Search the data below for the string "Coss". Extract every line that contains it.

Information supplied:
★ ★ ★
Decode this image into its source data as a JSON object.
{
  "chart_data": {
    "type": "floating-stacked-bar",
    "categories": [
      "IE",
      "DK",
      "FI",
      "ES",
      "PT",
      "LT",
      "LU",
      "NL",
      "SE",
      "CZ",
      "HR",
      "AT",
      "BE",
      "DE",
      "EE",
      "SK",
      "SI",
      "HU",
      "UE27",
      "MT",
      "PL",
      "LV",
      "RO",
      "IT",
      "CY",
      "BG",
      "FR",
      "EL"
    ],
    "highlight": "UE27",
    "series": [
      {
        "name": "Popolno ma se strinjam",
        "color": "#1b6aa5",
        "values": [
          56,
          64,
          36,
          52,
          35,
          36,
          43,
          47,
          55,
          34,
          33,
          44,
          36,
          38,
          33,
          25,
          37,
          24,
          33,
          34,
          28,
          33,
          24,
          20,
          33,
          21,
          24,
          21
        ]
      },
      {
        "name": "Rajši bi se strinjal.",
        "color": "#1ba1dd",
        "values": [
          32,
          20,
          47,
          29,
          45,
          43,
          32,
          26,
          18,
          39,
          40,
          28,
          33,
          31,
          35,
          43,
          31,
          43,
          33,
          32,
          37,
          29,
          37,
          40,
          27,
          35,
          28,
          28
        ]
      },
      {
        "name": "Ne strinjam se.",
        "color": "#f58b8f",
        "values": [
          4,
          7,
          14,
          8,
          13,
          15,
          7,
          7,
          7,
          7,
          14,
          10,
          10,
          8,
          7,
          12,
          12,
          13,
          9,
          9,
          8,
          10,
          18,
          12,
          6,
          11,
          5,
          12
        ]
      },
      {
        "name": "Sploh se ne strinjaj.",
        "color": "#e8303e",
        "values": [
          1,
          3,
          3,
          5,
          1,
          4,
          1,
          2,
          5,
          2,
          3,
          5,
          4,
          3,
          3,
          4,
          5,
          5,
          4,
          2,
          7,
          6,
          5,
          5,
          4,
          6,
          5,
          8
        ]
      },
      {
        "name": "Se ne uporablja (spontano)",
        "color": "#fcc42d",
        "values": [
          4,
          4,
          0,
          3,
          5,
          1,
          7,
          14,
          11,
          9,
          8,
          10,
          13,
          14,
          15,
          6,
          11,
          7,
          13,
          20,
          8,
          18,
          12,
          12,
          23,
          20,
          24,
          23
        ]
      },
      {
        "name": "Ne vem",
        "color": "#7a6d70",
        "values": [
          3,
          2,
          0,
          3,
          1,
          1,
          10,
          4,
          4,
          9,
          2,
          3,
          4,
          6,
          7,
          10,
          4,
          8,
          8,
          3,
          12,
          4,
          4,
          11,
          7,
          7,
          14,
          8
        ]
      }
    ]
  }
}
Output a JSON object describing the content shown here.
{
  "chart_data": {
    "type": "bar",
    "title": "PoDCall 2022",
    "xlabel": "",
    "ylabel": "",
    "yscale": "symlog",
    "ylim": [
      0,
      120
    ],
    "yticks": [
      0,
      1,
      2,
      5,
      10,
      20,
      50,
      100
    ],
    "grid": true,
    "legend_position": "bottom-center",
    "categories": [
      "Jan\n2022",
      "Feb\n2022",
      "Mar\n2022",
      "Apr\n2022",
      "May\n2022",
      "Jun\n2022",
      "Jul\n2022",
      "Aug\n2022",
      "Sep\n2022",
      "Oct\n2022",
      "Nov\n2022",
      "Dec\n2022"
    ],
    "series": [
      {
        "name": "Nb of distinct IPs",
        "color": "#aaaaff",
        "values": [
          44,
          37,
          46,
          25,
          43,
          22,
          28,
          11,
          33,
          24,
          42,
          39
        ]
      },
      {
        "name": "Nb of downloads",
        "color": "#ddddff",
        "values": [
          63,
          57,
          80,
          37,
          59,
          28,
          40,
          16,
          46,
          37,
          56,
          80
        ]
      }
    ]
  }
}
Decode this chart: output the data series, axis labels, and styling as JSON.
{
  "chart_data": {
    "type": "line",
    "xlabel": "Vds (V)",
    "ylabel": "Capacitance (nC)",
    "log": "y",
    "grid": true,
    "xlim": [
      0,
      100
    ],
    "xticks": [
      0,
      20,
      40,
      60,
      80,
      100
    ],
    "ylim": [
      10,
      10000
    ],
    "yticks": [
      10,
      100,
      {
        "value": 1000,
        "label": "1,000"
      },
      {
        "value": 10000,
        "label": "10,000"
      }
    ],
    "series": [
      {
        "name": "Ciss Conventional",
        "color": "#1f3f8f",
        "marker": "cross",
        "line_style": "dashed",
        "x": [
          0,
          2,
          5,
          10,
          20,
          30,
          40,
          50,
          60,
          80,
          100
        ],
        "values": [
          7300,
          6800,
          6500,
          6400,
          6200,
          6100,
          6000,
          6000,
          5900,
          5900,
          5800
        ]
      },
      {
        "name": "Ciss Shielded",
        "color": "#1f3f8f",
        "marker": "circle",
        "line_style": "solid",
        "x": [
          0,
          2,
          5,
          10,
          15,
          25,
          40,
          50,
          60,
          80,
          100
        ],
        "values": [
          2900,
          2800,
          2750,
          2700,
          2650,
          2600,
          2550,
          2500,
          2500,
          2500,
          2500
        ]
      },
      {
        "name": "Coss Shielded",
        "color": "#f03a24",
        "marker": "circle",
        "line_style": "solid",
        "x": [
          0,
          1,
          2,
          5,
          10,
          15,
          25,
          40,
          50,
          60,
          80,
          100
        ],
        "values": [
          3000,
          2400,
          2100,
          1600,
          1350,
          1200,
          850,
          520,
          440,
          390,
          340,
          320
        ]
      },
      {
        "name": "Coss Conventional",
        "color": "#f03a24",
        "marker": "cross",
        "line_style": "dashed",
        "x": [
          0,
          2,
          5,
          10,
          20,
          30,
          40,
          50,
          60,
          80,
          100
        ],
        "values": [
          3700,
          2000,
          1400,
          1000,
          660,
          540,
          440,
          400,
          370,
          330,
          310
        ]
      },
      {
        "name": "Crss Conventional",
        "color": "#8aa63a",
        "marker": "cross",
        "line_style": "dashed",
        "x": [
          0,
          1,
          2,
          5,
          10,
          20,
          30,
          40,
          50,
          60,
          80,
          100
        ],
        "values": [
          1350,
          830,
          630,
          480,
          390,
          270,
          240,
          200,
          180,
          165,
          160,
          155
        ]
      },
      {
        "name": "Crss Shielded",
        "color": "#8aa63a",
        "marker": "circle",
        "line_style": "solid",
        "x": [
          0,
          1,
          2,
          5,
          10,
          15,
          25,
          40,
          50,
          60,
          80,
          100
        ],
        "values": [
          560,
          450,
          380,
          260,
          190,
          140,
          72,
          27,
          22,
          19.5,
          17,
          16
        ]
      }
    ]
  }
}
★ ★ ★
Worked answer:
        "name": "Coss Shielded",
        "name": "Coss Conventional",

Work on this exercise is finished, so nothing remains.